» TASK GOAL
Count the lines below that contain the word "Solicitați", and reply with that number alone.
⁂
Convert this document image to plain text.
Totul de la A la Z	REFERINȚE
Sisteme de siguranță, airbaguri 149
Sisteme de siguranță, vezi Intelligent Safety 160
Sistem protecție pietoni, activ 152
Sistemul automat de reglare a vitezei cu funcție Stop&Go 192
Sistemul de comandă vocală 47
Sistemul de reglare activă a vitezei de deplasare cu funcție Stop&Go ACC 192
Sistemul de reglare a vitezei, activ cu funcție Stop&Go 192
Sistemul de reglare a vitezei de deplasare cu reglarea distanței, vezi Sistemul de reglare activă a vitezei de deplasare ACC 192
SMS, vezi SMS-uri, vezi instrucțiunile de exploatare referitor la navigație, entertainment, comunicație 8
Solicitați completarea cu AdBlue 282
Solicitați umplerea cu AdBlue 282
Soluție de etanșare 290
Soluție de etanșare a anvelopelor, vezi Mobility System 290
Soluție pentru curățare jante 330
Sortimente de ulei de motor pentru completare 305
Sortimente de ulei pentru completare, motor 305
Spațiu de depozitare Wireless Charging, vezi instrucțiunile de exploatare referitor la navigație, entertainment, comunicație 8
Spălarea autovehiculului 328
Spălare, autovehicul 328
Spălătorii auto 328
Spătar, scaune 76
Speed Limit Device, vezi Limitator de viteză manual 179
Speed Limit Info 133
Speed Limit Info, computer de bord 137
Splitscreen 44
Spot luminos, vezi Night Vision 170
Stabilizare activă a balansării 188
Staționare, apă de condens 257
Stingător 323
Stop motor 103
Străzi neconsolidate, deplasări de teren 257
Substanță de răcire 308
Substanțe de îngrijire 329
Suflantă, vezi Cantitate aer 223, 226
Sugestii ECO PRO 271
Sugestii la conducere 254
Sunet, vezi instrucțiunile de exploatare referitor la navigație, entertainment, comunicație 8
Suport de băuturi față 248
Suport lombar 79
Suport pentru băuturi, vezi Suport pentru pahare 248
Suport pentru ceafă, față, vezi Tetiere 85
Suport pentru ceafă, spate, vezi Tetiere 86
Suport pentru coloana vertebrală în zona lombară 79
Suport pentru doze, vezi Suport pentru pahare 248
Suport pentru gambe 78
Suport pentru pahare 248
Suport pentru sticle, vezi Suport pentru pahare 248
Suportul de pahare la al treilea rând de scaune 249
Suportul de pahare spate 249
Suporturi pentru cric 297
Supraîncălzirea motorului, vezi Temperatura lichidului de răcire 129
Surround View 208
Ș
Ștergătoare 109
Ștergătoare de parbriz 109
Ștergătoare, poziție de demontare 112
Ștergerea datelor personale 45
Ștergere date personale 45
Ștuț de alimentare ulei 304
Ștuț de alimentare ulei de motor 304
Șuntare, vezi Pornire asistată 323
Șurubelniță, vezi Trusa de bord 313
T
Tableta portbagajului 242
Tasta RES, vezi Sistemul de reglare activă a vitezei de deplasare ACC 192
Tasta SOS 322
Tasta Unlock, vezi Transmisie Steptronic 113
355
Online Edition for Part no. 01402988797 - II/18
⁂
» RESULT FOR THIS EXERCISE
2